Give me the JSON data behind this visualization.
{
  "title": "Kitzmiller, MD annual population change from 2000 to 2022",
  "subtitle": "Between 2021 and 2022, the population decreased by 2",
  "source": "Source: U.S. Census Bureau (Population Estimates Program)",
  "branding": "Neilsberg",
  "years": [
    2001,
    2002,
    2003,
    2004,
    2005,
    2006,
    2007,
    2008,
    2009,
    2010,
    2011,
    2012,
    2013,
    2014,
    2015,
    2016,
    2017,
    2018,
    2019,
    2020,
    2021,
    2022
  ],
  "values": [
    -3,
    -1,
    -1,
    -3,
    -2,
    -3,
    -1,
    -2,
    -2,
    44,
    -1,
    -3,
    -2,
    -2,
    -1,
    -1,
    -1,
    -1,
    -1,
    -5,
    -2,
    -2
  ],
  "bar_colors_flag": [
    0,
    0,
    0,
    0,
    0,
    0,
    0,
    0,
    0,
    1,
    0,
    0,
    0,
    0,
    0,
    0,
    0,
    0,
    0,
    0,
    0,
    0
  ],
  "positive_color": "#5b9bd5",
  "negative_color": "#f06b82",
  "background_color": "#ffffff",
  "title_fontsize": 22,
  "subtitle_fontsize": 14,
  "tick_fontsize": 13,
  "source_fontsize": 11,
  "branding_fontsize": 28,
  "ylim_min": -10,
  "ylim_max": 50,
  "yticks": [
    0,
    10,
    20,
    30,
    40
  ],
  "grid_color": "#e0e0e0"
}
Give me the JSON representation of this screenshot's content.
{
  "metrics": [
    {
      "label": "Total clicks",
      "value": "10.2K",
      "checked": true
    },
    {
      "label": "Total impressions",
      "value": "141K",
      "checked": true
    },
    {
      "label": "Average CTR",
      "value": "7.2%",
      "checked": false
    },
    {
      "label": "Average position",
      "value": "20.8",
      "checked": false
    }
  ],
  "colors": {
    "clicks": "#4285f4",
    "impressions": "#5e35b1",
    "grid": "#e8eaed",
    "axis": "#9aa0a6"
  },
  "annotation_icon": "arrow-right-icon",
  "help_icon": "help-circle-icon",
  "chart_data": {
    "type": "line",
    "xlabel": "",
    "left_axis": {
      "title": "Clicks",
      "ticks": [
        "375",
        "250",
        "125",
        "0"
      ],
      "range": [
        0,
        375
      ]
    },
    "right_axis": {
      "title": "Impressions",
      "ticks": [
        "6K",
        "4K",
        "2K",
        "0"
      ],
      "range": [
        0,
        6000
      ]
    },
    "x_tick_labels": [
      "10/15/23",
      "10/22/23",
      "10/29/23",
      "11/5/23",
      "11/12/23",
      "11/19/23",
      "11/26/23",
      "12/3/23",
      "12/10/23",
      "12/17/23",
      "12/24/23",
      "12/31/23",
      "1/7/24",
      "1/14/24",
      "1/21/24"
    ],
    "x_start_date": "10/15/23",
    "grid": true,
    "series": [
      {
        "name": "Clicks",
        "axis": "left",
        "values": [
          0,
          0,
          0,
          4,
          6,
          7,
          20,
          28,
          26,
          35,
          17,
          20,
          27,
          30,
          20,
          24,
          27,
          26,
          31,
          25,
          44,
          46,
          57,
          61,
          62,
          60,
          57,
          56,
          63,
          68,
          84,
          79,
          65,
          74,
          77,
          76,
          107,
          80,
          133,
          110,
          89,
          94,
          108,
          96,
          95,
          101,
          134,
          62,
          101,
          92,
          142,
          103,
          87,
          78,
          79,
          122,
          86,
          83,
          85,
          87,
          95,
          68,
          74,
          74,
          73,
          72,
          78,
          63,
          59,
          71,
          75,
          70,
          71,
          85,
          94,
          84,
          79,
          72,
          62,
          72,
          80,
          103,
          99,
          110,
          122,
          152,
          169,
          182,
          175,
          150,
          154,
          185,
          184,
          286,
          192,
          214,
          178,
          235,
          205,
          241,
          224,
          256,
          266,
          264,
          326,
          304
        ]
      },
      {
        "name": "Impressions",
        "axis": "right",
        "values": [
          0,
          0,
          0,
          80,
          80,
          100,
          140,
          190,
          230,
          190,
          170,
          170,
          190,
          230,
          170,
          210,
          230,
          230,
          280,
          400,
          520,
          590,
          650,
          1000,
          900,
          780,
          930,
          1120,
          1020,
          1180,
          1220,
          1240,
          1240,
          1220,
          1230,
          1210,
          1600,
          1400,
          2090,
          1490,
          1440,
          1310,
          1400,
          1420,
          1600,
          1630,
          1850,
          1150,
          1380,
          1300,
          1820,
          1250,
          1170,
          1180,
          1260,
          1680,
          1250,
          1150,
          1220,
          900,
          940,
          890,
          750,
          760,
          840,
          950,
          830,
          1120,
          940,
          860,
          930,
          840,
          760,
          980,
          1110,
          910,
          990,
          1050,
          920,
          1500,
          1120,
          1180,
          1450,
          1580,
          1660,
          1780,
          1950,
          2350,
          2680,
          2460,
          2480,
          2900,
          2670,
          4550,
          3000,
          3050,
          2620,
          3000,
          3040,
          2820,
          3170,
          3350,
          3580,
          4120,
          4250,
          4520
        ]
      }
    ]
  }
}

= = = = = = =

> **Problem requirements**:
Scan the material and collect every line that contains "Total".

> **The answer**:
      "label": "Total clicks",
      "label": "Total impressions",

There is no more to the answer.